* start Provided data *

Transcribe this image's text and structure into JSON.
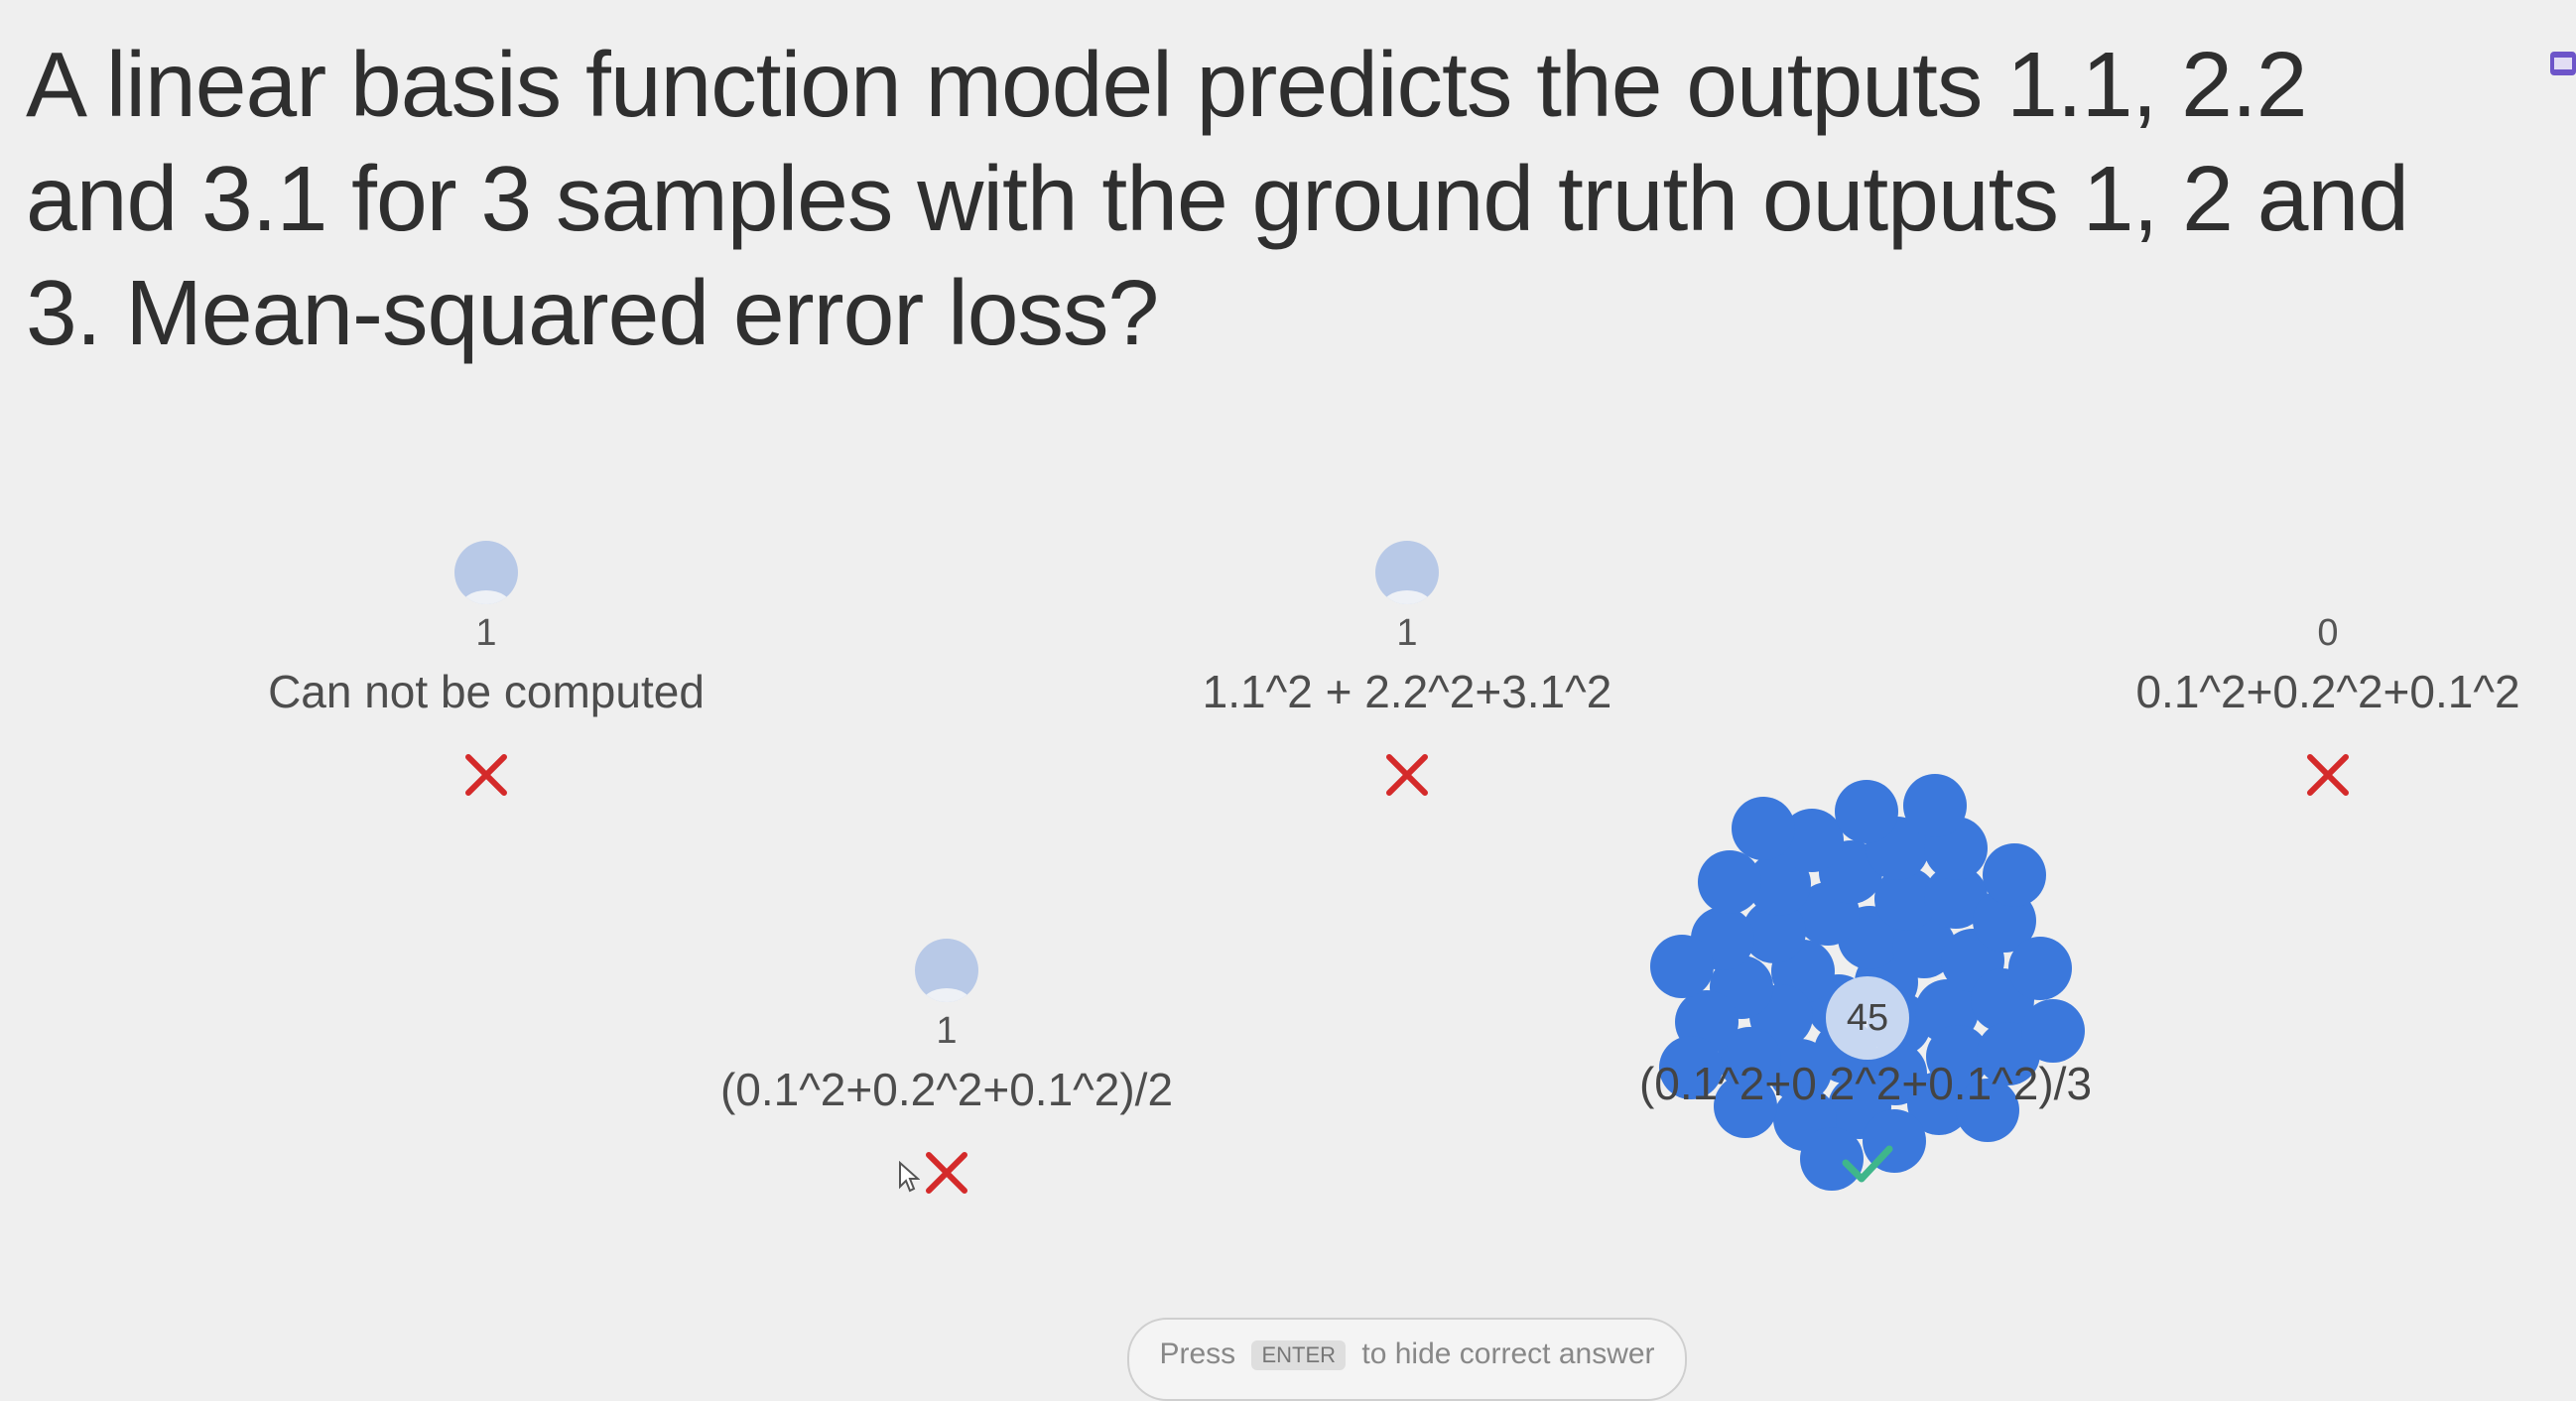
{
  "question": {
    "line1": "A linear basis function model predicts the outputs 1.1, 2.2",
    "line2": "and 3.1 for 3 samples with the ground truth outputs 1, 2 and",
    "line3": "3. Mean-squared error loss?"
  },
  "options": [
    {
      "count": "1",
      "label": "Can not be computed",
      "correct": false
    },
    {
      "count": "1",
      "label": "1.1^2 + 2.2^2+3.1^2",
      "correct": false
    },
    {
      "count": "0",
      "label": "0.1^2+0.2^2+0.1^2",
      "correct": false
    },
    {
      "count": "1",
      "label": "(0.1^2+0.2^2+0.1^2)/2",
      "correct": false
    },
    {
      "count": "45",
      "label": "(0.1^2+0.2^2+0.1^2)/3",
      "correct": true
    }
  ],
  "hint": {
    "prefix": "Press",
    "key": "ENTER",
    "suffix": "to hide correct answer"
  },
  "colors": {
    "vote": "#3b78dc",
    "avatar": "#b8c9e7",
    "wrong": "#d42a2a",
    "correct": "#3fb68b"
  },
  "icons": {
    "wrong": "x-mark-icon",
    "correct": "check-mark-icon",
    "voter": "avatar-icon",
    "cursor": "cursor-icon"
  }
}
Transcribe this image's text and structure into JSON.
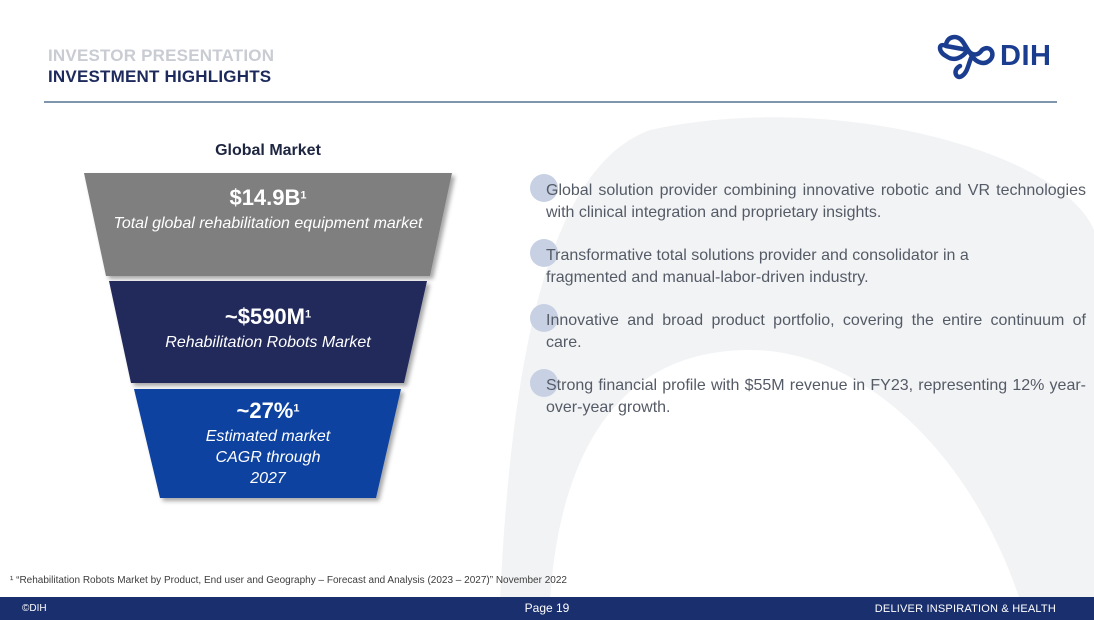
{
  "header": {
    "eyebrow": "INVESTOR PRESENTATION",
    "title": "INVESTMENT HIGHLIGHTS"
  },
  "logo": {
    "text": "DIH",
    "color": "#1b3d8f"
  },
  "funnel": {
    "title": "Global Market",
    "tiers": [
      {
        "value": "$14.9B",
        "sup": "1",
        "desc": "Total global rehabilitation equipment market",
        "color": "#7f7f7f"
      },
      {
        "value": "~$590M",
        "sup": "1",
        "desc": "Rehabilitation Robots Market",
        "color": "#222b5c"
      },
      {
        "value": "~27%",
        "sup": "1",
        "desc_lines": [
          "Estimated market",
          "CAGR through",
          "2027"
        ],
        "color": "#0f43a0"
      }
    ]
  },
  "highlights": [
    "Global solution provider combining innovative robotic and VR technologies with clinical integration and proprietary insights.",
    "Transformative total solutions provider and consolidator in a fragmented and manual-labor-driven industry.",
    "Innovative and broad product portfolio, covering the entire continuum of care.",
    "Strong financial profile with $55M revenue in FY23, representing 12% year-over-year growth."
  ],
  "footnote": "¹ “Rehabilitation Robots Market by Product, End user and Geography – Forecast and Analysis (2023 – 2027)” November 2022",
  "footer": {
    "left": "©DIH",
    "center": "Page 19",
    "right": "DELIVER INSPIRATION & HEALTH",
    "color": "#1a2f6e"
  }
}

* end Provided data *

### [Task directions]
Each line of the data is to be duplicated exactly; pictures stay out of the copy.

### [Exercise response]
Transcribe this image's text and structure into JSON.
{
  "question": {
    "line1": "A linear basis function model predicts the outputs 1.1, 2.2",
    "line2": "and 3.1 for 3 samples with the ground truth outputs 1, 2 and",
    "line3": "3. Mean-squared error loss?"
  },
  "options": [
    {
      "count": "1",
      "label": "Can not be computed",
      "correct": false
    },
    {
      "count": "1",
      "label": "1.1^2 + 2.2^2+3.1^2",
      "correct": false
    },
    {
      "count": "0",
      "label": "0.1^2+0.2^2+0.1^2",
      "correct": false
    },
    {
      "count": "1",
      "label": "(0.1^2+0.2^2+0.1^2)/2",
      "correct": false
    },
    {
      "count": "45",
      "label": "(0.1^2+0.2^2+0.1^2)/3",
      "correct": true
    }
  ],
  "hint": {
    "prefix": "Press",
    "key": "ENTER",
    "suffix": "to hide correct answer"
  },
  "colors": {
    "vote": "#3b78dc",
    "avatar": "#b8c9e7",
    "wrong": "#d42a2a",
    "correct": "#3fb68b"
  },
  "icons": {
    "wrong": "x-mark-icon",
    "correct": "check-mark-icon",
    "voter": "avatar-icon",
    "cursor": "cursor-icon"
  }
}
Transcribe this image's text and structure into JSON.
{
  "header": {
    "eyebrow": "INVESTOR PRESENTATION",
    "title": "INVESTMENT HIGHLIGHTS"
  },
  "logo": {
    "text": "DIH",
    "color": "#1b3d8f"
  },
  "funnel": {
    "title": "Global Market",
    "tiers": [
      {
        "value": "$14.9B",
        "sup": "1",
        "desc": "Total global rehabilitation equipment market",
        "color": "#7f7f7f"
      },
      {
        "value": "~$590M",
        "sup": "1",
        "desc": "Rehabilitation Robots Market",
        "color": "#222b5c"
      },
      {
        "value": "~27%",
        "sup": "1",
        "desc_lines": [
          "Estimated market",
          "CAGR through",
          "2027"
        ],
        "color": "#0f43a0"
      }
    ]
  },
  "highlights": [
    "Global solution provider combining innovative robotic and VR technologies with clinical integration and proprietary insights.",
    "Transformative total solutions provider and consolidator in a fragmented and manual-labor-driven industry.",
    "Innovative and broad product portfolio, covering the entire continuum of care.",
    "Strong financial profile with $55M revenue in FY23, representing 12% year-over-year growth."
  ],
  "footnote": "¹ “Rehabilitation Robots Market by Product, End user and Geography – Forecast and Analysis (2023 – 2027)” November 2022",
  "footer": {
    "left": "©DIH",
    "center": "Page 19",
    "right": "DELIVER INSPIRATION & HEALTH",
    "color": "#1a2f6e"
  }
}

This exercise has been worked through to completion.